Dataset rows about figures ::
****************

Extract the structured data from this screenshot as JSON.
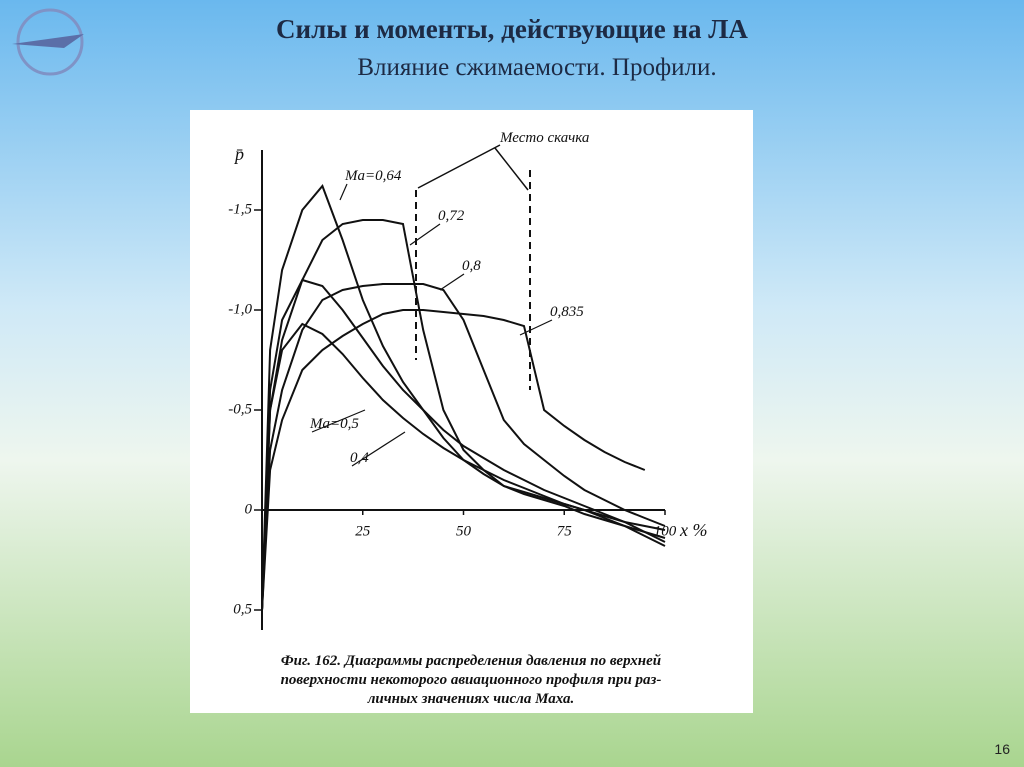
{
  "slide": {
    "title": "Силы и моменты, действующие на ЛА",
    "subtitle": "Влияние сжимаемости. Профили.",
    "page_number": "16"
  },
  "chart_data": {
    "type": "line",
    "x_label": "x %",
    "y_label": "p̄",
    "annotation": "Место скачка",
    "caption": [
      "Фиг. 162. Диаграммы распределения давления по верхней",
      "поверхности некоторого авиационного профиля при раз-",
      "личных значениях числа Маха."
    ],
    "x": [
      0,
      2,
      5,
      10,
      15,
      20,
      25,
      30,
      35,
      40,
      45,
      50,
      55,
      60,
      65,
      70,
      75,
      80,
      85,
      90,
      95,
      100
    ],
    "xlim": [
      0,
      100
    ],
    "xticks": [
      25,
      50,
      75,
      100
    ],
    "ylim": [
      0.6,
      -1.8
    ],
    "yticks": [
      {
        "value": -1.5,
        "label": "-1,5"
      },
      {
        "value": -1.0,
        "label": "-1,0"
      },
      {
        "value": -0.5,
        "label": "-0,5"
      },
      0,
      {
        "value": 0.5,
        "label": "0,5"
      }
    ],
    "series": [
      {
        "name": "0,4",
        "color": "#111111",
        "values": [
          0.5,
          -0.5,
          -0.8,
          -0.93,
          -0.88,
          -0.78,
          -0.66,
          -0.55,
          -0.46,
          -0.38,
          -0.31,
          -0.25,
          -0.2,
          -0.15,
          -0.11,
          -0.07,
          -0.03,
          0.0,
          0.04,
          0.08,
          0.13,
          0.18
        ]
      },
      {
        "name": "Ma=0,5",
        "color": "#111111",
        "values": [
          0.5,
          -0.6,
          -0.95,
          -1.15,
          -1.12,
          -1.0,
          -0.86,
          -0.72,
          -0.6,
          -0.5,
          -0.4,
          -0.32,
          -0.26,
          -0.2,
          -0.15,
          -0.1,
          -0.06,
          -0.02,
          0.02,
          0.06,
          0.11,
          0.16
        ]
      },
      {
        "name": "Ma=0,64",
        "color": "#111111",
        "values": [
          0.5,
          -0.8,
          -1.2,
          -1.5,
          -1.62,
          -1.35,
          -1.05,
          -0.82,
          -0.64,
          -0.5,
          -0.36,
          -0.25,
          -0.18,
          -0.12,
          -0.08,
          -0.05,
          -0.02,
          0.02,
          0.05,
          0.08,
          0.11,
          0.14
        ]
      },
      {
        "name": "0,72",
        "color": "#111111",
        "values": [
          0.5,
          -0.5,
          -0.85,
          -1.15,
          -1.35,
          -1.43,
          -1.45,
          -1.45,
          -1.43,
          -0.9,
          -0.5,
          -0.3,
          -0.2,
          -0.12,
          -0.09,
          -0.06,
          -0.03,
          0.0,
          0.03,
          0.06,
          0.08,
          0.1
        ]
      },
      {
        "name": "0,8",
        "color": "#111111",
        "values": [
          0.5,
          -0.3,
          -0.6,
          -0.9,
          -1.05,
          -1.1,
          -1.12,
          -1.13,
          -1.13,
          -1.13,
          -1.1,
          -0.95,
          -0.7,
          -0.45,
          -0.33,
          -0.25,
          -0.17,
          -0.1,
          -0.05,
          0.0,
          0.04,
          0.08
        ]
      },
      {
        "name": "0,835",
        "color": "#111111",
        "values": [
          0.5,
          -0.2,
          -0.45,
          -0.7,
          -0.8,
          -0.87,
          -0.93,
          -0.98,
          -1.0,
          -1.0,
          -0.99,
          -0.98,
          -0.97,
          -0.95,
          -0.92,
          -0.5,
          -0.42,
          -0.35,
          -0.29,
          -0.24,
          -0.2,
          null
        ]
      }
    ]
  }
}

****************

THE TASK ::
Leave out the pictures and copy every record above exactly.

FINAL ANSWER ::
Extract the structured data from this screenshot as JSON.
{
  "slide": {
    "title": "Силы и моменты, действующие на ЛА",
    "subtitle": "Влияние сжимаемости. Профили.",
    "page_number": "16"
  },
  "chart_data": {
    "type": "line",
    "x_label": "x %",
    "y_label": "p̄",
    "annotation": "Место скачка",
    "caption": [
      "Фиг. 162. Диаграммы распределения давления по верхней",
      "поверхности некоторого авиационного профиля при раз-",
      "личных значениях числа Маха."
    ],
    "x": [
      0,
      2,
      5,
      10,
      15,
      20,
      25,
      30,
      35,
      40,
      45,
      50,
      55,
      60,
      65,
      70,
      75,
      80,
      85,
      90,
      95,
      100
    ],
    "xlim": [
      0,
      100
    ],
    "xticks": [
      25,
      50,
      75,
      100
    ],
    "ylim": [
      0.6,
      -1.8
    ],
    "yticks": [
      {
        "value": -1.5,
        "label": "-1,5"
      },
      {
        "value": -1.0,
        "label": "-1,0"
      },
      {
        "value": -0.5,
        "label": "-0,5"
      },
      0,
      {
        "value": 0.5,
        "label": "0,5"
      }
    ],
    "series": [
      {
        "name": "0,4",
        "color": "#111111",
        "values": [
          0.5,
          -0.5,
          -0.8,
          -0.93,
          -0.88,
          -0.78,
          -0.66,
          -0.55,
          -0.46,
          -0.38,
          -0.31,
          -0.25,
          -0.2,
          -0.15,
          -0.11,
          -0.07,
          -0.03,
          0.0,
          0.04,
          0.08,
          0.13,
          0.18
        ]
      },
      {
        "name": "Ma=0,5",
        "color": "#111111",
        "values": [
          0.5,
          -0.6,
          -0.95,
          -1.15,
          -1.12,
          -1.0,
          -0.86,
          -0.72,
          -0.6,
          -0.5,
          -0.4,
          -0.32,
          -0.26,
          -0.2,
          -0.15,
          -0.1,
          -0.06,
          -0.02,
          0.02,
          0.06,
          0.11,
          0.16
        ]
      },
      {
        "name": "Ma=0,64",
        "color": "#111111",
        "values": [
          0.5,
          -0.8,
          -1.2,
          -1.5,
          -1.62,
          -1.35,
          -1.05,
          -0.82,
          -0.64,
          -0.5,
          -0.36,
          -0.25,
          -0.18,
          -0.12,
          -0.08,
          -0.05,
          -0.02,
          0.02,
          0.05,
          0.08,
          0.11,
          0.14
        ]
      },
      {
        "name": "0,72",
        "color": "#111111",
        "values": [
          0.5,
          -0.5,
          -0.85,
          -1.15,
          -1.35,
          -1.43,
          -1.45,
          -1.45,
          -1.43,
          -0.9,
          -0.5,
          -0.3,
          -0.2,
          -0.12,
          -0.09,
          -0.06,
          -0.03,
          0.0,
          0.03,
          0.06,
          0.08,
          0.1
        ]
      },
      {
        "name": "0,8",
        "color": "#111111",
        "values": [
          0.5,
          -0.3,
          -0.6,
          -0.9,
          -1.05,
          -1.1,
          -1.12,
          -1.13,
          -1.13,
          -1.13,
          -1.1,
          -0.95,
          -0.7,
          -0.45,
          -0.33,
          -0.25,
          -0.17,
          -0.1,
          -0.05,
          0.0,
          0.04,
          0.08
        ]
      },
      {
        "name": "0,835",
        "color": "#111111",
        "values": [
          0.5,
          -0.2,
          -0.45,
          -0.7,
          -0.8,
          -0.87,
          -0.93,
          -0.98,
          -1.0,
          -1.0,
          -0.99,
          -0.98,
          -0.97,
          -0.95,
          -0.92,
          -0.5,
          -0.42,
          -0.35,
          -0.29,
          -0.24,
          -0.2,
          null
        ]
      }
    ]
  }
}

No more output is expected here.